-- Start of Data excerpts --

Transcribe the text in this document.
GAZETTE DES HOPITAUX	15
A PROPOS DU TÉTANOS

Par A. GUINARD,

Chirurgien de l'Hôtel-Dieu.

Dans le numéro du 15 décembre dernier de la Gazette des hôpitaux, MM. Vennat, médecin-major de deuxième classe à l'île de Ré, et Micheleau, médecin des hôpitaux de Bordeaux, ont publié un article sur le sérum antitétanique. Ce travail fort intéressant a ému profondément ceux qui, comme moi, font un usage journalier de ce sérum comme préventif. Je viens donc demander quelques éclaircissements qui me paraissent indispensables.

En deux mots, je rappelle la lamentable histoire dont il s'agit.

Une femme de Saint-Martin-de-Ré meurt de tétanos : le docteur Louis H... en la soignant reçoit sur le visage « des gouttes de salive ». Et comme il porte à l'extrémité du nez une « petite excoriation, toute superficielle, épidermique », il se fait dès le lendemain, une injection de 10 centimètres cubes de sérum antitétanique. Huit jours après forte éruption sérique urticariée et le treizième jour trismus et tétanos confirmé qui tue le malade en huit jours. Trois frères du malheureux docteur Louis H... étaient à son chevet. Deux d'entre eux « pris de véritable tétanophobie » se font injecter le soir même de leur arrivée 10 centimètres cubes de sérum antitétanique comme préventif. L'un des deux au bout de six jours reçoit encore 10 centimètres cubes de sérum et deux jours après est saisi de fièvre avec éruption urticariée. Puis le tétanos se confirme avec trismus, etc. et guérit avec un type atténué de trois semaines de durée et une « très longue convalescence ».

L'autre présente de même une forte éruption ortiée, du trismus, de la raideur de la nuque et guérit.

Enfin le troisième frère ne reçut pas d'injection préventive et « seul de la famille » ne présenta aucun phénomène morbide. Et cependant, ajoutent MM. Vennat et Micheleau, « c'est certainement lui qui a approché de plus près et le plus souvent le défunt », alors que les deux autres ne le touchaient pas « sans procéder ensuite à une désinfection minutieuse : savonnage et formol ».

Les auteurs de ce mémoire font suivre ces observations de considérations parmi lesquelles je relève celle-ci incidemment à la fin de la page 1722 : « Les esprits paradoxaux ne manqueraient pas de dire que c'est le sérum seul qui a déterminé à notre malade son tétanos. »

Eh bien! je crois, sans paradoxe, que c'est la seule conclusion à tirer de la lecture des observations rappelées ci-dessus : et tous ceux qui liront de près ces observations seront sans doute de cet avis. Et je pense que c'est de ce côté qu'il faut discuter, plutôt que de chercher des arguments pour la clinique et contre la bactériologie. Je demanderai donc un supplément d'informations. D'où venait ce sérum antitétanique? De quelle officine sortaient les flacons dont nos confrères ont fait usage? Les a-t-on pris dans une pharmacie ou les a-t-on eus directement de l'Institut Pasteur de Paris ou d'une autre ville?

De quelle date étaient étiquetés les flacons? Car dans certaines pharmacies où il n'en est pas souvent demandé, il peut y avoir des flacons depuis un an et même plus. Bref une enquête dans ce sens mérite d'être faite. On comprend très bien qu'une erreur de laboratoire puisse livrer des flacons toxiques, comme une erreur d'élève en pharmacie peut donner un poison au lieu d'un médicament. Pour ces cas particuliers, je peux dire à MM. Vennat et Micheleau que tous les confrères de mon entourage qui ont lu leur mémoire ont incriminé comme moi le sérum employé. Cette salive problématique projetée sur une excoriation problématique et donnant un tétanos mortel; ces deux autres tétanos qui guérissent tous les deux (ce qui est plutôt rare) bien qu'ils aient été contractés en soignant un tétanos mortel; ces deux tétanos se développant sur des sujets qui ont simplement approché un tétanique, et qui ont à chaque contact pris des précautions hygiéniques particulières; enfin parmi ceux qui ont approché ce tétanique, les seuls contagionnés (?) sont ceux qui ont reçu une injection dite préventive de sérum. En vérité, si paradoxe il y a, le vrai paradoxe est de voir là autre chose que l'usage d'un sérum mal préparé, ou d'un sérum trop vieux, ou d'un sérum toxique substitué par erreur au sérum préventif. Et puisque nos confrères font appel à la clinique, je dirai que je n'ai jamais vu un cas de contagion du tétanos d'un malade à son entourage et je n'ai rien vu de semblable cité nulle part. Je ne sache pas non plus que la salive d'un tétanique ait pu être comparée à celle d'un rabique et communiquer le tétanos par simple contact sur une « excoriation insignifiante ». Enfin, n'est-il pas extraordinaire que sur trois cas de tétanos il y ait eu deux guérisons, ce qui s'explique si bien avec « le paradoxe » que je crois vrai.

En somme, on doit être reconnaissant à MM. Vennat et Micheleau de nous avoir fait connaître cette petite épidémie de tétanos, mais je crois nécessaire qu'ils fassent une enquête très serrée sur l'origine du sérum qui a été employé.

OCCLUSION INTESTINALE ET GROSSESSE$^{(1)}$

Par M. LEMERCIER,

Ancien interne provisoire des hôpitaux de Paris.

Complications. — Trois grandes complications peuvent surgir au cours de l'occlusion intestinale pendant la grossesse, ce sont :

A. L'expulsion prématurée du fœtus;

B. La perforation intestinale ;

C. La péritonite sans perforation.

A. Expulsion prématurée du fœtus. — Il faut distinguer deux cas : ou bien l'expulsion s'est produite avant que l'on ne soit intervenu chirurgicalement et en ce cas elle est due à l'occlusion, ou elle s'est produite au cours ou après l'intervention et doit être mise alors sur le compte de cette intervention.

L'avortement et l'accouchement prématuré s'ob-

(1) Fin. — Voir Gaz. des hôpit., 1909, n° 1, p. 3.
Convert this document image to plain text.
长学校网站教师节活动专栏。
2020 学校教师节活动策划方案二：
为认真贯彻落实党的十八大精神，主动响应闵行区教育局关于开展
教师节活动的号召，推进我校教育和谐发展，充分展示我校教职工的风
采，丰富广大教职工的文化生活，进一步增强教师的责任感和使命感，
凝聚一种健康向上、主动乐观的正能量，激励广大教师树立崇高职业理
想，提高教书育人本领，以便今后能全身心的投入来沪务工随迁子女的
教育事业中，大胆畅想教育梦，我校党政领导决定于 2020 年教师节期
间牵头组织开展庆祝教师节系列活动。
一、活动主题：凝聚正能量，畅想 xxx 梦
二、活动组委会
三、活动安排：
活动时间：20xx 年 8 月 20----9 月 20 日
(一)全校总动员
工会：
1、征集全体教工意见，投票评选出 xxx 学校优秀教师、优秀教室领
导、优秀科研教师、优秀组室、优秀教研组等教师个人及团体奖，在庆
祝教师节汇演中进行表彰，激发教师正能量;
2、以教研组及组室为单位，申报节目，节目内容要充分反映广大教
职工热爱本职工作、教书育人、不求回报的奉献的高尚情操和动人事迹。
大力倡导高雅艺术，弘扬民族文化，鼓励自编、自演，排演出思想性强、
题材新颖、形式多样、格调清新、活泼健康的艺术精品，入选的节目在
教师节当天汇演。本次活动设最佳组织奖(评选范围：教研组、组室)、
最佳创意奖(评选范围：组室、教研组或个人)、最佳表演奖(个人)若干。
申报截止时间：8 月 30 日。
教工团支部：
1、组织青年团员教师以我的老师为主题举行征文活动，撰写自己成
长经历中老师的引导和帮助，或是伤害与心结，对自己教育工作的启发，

-- End of Data excerpts --

■ **What the task asks**
Write the lines out verbatim, from the one with "Convert this document image to plain text." through the last line of the entries, and stop there.

■ **Full answer**
Convert this document image to plain text.
长学校网站教师节活动专栏。
2020 学校教师节活动策划方案二：
为认真贯彻落实党的十八大精神，主动响应闵行区教育局关于开展
教师节活动的号召，推进我校教育和谐发展，充分展示我校教职工的风
采，丰富广大教职工的文化生活，进一步增强教师的责任感和使命感，
凝聚一种健康向上、主动乐观的正能量，激励广大教师树立崇高职业理
想，提高教书育人本领，以便今后能全身心的投入来沪务工随迁子女的
教育事业中，大胆畅想教育梦，我校党政领导决定于 2020 年教师节期
间牵头组织开展庆祝教师节系列活动。
一、活动主题：凝聚正能量，畅想 xxx 梦
二、活动组委会
三、活动安排：
活动时间：20xx 年 8 月 20----9 月 20 日
(一)全校总动员
工会：
1、征集全体教工意见，投票评选出 xxx 学校优秀教师、优秀教室领
导、优秀科研教师、优秀组室、优秀教研组等教师个人及团体奖，在庆
祝教师节汇演中进行表彰，激发教师正能量;
2、以教研组及组室为单位，申报节目，节目内容要充分反映广大教
职工热爱本职工作、教书育人、不求回报的奉献的高尚情操和动人事迹。
大力倡导高雅艺术，弘扬民族文化，鼓励自编、自演，排演出思想性强、
题材新颖、形式多样、格调清新、活泼健康的艺术精品，入选的节目在
教师节当天汇演。本次活动设最佳组织奖(评选范围：教研组、组室)、
最佳创意奖(评选范围：组室、教研组或个人)、最佳表演奖(个人)若干。
申报截止时间：8 月 30 日。
教工团支部：
1、组织青年团员教师以我的老师为主题举行征文活动，撰写自己成
长经历中老师的引导和帮助，或是伤害与心结，对自己教育工作的启发，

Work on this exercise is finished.